What you need to do
In the entries below, count each line holding the word "Walla". Answer with the total alone.

Data listing
****

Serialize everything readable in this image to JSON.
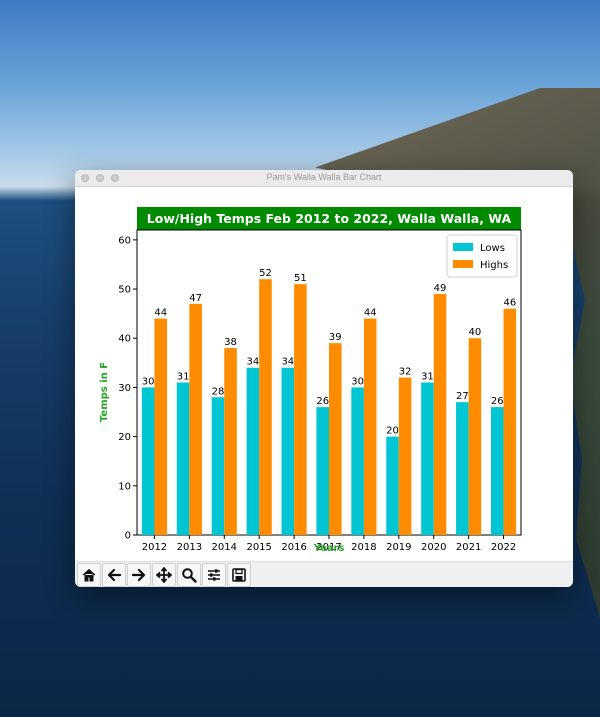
{
  "window": {
    "title": "Pam's Walla Walla Bar Chart"
  },
  "colors": {
    "lows": "#00c5d2",
    "highs": "#ff8c00",
    "title_bg": "#008a00",
    "axis_label": "#2aa42a"
  },
  "toolbar": {
    "buttons": [
      {
        "name": "home-icon"
      },
      {
        "name": "back-arrow-icon"
      },
      {
        "name": "forward-arrow-icon"
      },
      {
        "name": "pan-move-icon"
      },
      {
        "name": "zoom-magnifier-icon"
      },
      {
        "name": "configure-sliders-icon"
      },
      {
        "name": "save-disk-icon"
      }
    ]
  },
  "chart_data": {
    "type": "bar",
    "title": "Low/High Temps Feb 2012 to 2022, Walla Walla, WA",
    "xlabel": "Years",
    "ylabel": "Temps in F",
    "categories": [
      "2012",
      "2013",
      "2014",
      "2015",
      "2016",
      "2017",
      "2018",
      "2019",
      "2020",
      "2021",
      "2022"
    ],
    "series": [
      {
        "name": "Lows",
        "values": [
          30,
          31,
          28,
          34,
          34,
          26,
          30,
          20,
          31,
          27,
          26
        ]
      },
      {
        "name": "Highs",
        "values": [
          44,
          47,
          38,
          52,
          51,
          39,
          44,
          32,
          49,
          40,
          46
        ]
      }
    ],
    "ylim": [
      0,
      62
    ],
    "yticks": [
      0,
      10,
      20,
      30,
      40,
      50,
      60
    ],
    "grid": false,
    "legend": "top-right"
  }
}
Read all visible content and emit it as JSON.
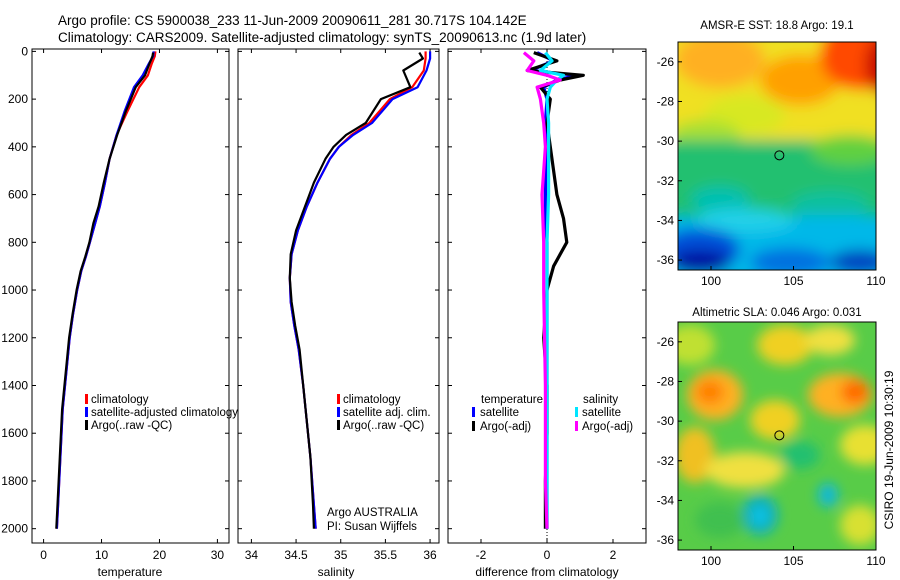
{
  "header": {
    "line1": "Argo profile: CS 5900038_233 11-Jun-2009 20090611_281 30.717S 104.142E",
    "line2": "Climatology: CARS2009. Satellite-adjusted climatology: synTS_20090613.nc (1.9d later)"
  },
  "side_label": "CSIRO 19-Jun-2009 10:30:19",
  "colors": {
    "climatology": "#ff0000",
    "satellite": "#0000ff",
    "argo": "#000000",
    "sat_sal": "#00e5ff",
    "argo_sal": "#ff00ff"
  },
  "chart_data": [
    {
      "type": "line",
      "id": "temperature",
      "xlabel": "temperature",
      "xlim": [
        -2,
        32
      ],
      "ylim": [
        2060,
        -10
      ],
      "xticks": [
        0,
        10,
        20,
        30
      ],
      "yticks": [
        0,
        200,
        400,
        600,
        800,
        1000,
        1200,
        1400,
        1600,
        1800,
        2000
      ],
      "legend": [
        "climatology",
        "satellite-adjusted climatology",
        "Argo(..raw -QC)"
      ],
      "series": [
        {
          "name": "climatology",
          "color": "#ff0000",
          "x": [
            19.3,
            19.2,
            18.7,
            18.0,
            16.5,
            14.5,
            12.6,
            11.4,
            10.6,
            9.7,
            8.9,
            8.0,
            7.3,
            6.5,
            5.8,
            5.1,
            4.5,
            3.9,
            3.3,
            2.9,
            2.5,
            2.3
          ],
          "y": [
            0,
            20,
            50,
            100,
            150,
            250,
            350,
            450,
            550,
            650,
            720,
            800,
            860,
            920,
            1000,
            1100,
            1200,
            1350,
            1500,
            1700,
            1900,
            2000
          ]
        },
        {
          "name": "satellite-adjusted climatology",
          "color": "#0000ff",
          "x": [
            19.0,
            18.9,
            18.2,
            17.1,
            15.6,
            14.0,
            12.6,
            11.4,
            10.6,
            9.7,
            8.9,
            8.0,
            7.3,
            6.5,
            5.8,
            5.1,
            4.5,
            3.9,
            3.3,
            2.9,
            2.5,
            2.3
          ],
          "y": [
            0,
            20,
            50,
            100,
            150,
            250,
            350,
            450,
            550,
            650,
            720,
            800,
            860,
            920,
            1000,
            1100,
            1200,
            1350,
            1500,
            1700,
            1900,
            2000
          ]
        },
        {
          "name": "Argo(..raw -QC)",
          "color": "#000000",
          "x": [
            18.9,
            18.8,
            18.3,
            17.5,
            15.9,
            14.2,
            12.7,
            11.4,
            10.4,
            9.5,
            8.6,
            7.9,
            7.2,
            6.4,
            5.7,
            5.0,
            4.4,
            3.8,
            3.2,
            2.8,
            2.4,
            2.2
          ],
          "y": [
            5,
            20,
            50,
            100,
            150,
            250,
            350,
            450,
            550,
            650,
            720,
            800,
            860,
            920,
            1000,
            1100,
            1200,
            1350,
            1500,
            1700,
            1900,
            2000
          ]
        }
      ]
    },
    {
      "type": "line",
      "id": "salinity",
      "xlabel": "salinity",
      "xlim": [
        33.85,
        36.1
      ],
      "ylim": [
        2060,
        -10
      ],
      "xticks": [
        34,
        34.5,
        35,
        35.5,
        36
      ],
      "legend": [
        "climatology",
        "satellite adj. clim.",
        "Argo(..raw -QC)"
      ],
      "annotation": [
        "Argo AUSTRALIA",
        "PI: Susan Wijffels"
      ],
      "series": [
        {
          "name": "climatology",
          "color": "#ff0000",
          "x": [
            35.95,
            35.95,
            35.93,
            35.8,
            35.55,
            35.32,
            35.12,
            34.98,
            34.88,
            34.74,
            34.62,
            34.52,
            34.45,
            34.43,
            34.44,
            34.48,
            34.53,
            34.58,
            34.62,
            34.66,
            34.7,
            34.72
          ],
          "y": [
            0,
            30,
            80,
            150,
            200,
            300,
            350,
            400,
            450,
            550,
            650,
            750,
            850,
            950,
            1050,
            1150,
            1250,
            1400,
            1550,
            1700,
            1900,
            2000
          ]
        },
        {
          "name": "satellite adj. clim.",
          "color": "#0000ff",
          "x": [
            36.0,
            36.0,
            35.96,
            35.86,
            35.58,
            35.35,
            35.14,
            34.98,
            34.88,
            34.74,
            34.62,
            34.52,
            34.45,
            34.43,
            34.44,
            34.48,
            34.53,
            34.58,
            34.62,
            34.66,
            34.7,
            34.72
          ],
          "y": [
            0,
            30,
            80,
            150,
            200,
            300,
            350,
            400,
            450,
            550,
            650,
            750,
            850,
            950,
            1050,
            1150,
            1250,
            1400,
            1550,
            1700,
            1900,
            2000
          ]
        },
        {
          "name": "Argo(..raw -QC)",
          "color": "#000000",
          "x": [
            35.88,
            35.92,
            35.7,
            35.78,
            35.45,
            35.28,
            35.06,
            34.92,
            34.83,
            34.7,
            34.6,
            34.5,
            34.44,
            34.43,
            34.45,
            34.49,
            34.54,
            34.58,
            34.62,
            34.66,
            34.69,
            34.7
          ],
          "y": [
            5,
            30,
            80,
            150,
            200,
            300,
            350,
            400,
            450,
            550,
            650,
            750,
            850,
            950,
            1050,
            1150,
            1250,
            1400,
            1550,
            1700,
            1900,
            2000
          ]
        }
      ]
    },
    {
      "type": "line",
      "id": "difference",
      "xlabel": "difference from climatology",
      "xlim": [
        -3,
        3
      ],
      "ylim": [
        2060,
        -10
      ],
      "xticks": [
        -2,
        0,
        2
      ],
      "legend_groups": [
        {
          "title": "temperature",
          "items": [
            "satellite",
            "Argo(-adj)"
          ]
        },
        {
          "title": "salinity",
          "items": [
            "satellite",
            "Argo(-adj)"
          ]
        }
      ],
      "series": [
        {
          "name": "temperature satellite",
          "color": "#0000ff",
          "x": [
            -0.3,
            0.2,
            -0.5,
            0.9,
            0.3,
            -0.1,
            0.0,
            -0.05,
            0.0,
            -0.05,
            -0.05,
            -0.05,
            0.0,
            0.0,
            0.0,
            0.0,
            0.0
          ],
          "y": [
            5,
            40,
            80,
            100,
            120,
            150,
            200,
            300,
            400,
            500,
            600,
            700,
            800,
            1000,
            1400,
            1800,
            2000
          ]
        },
        {
          "name": "temperature Argo(-adj)",
          "color": "#000000",
          "x": [
            -0.4,
            0.3,
            -0.6,
            1.1,
            0.4,
            -0.2,
            0.1,
            0.0,
            0.1,
            0.2,
            0.3,
            0.5,
            0.6,
            0.4,
            0.2,
            0.0,
            -0.1,
            0.0,
            0.0,
            -0.05,
            -0.05
          ],
          "y": [
            5,
            40,
            80,
            100,
            120,
            150,
            200,
            300,
            400,
            500,
            600,
            700,
            800,
            850,
            900,
            1000,
            1200,
            1400,
            1600,
            1800,
            2000
          ]
        },
        {
          "name": "salinity satellite",
          "color": "#00e5ff",
          "x": [
            -0.05,
            0.15,
            -0.2,
            0.5,
            0.3,
            0.1,
            0.0,
            0.05,
            0.05,
            0.05,
            0.0,
            0.0,
            0.0,
            0.0,
            0.0
          ],
          "y": [
            5,
            40,
            80,
            100,
            120,
            150,
            200,
            300,
            400,
            600,
            800,
            1000,
            1400,
            1800,
            2000
          ]
        },
        {
          "name": "salinity Argo(-adj)",
          "color": "#ff00ff",
          "x": [
            -0.7,
            -0.4,
            -0.6,
            0.0,
            0.4,
            -0.3,
            -0.2,
            -0.1,
            -0.05,
            -0.1,
            -0.15,
            -0.1,
            -0.1,
            -0.05,
            -0.05,
            0.0
          ],
          "y": [
            5,
            40,
            80,
            100,
            120,
            150,
            200,
            300,
            400,
            500,
            600,
            800,
            1000,
            1400,
            1800,
            2000
          ]
        }
      ]
    },
    {
      "type": "heatmap",
      "id": "sst_map",
      "title": "AMSR-E SST: 18.8 Argo: 19.1",
      "xlim": [
        98,
        110
      ],
      "ylim": [
        -36.5,
        -25
      ],
      "xticks": [
        100,
        105,
        110
      ],
      "yticks": [
        -26,
        -28,
        -30,
        -32,
        -34,
        -36
      ],
      "marker": {
        "lon": 104.142,
        "lat": -30.717
      }
    },
    {
      "type": "heatmap",
      "id": "sla_map",
      "title": "Altimetric SLA: 0.046 Argo: 0.031",
      "xlim": [
        98,
        110
      ],
      "ylim": [
        -36.5,
        -25
      ],
      "xticks": [
        100,
        105,
        110
      ],
      "yticks": [
        -26,
        -28,
        -30,
        -32,
        -34,
        -36
      ],
      "marker": {
        "lon": 104.142,
        "lat": -30.717
      }
    }
  ]
}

****

Exercise answer
2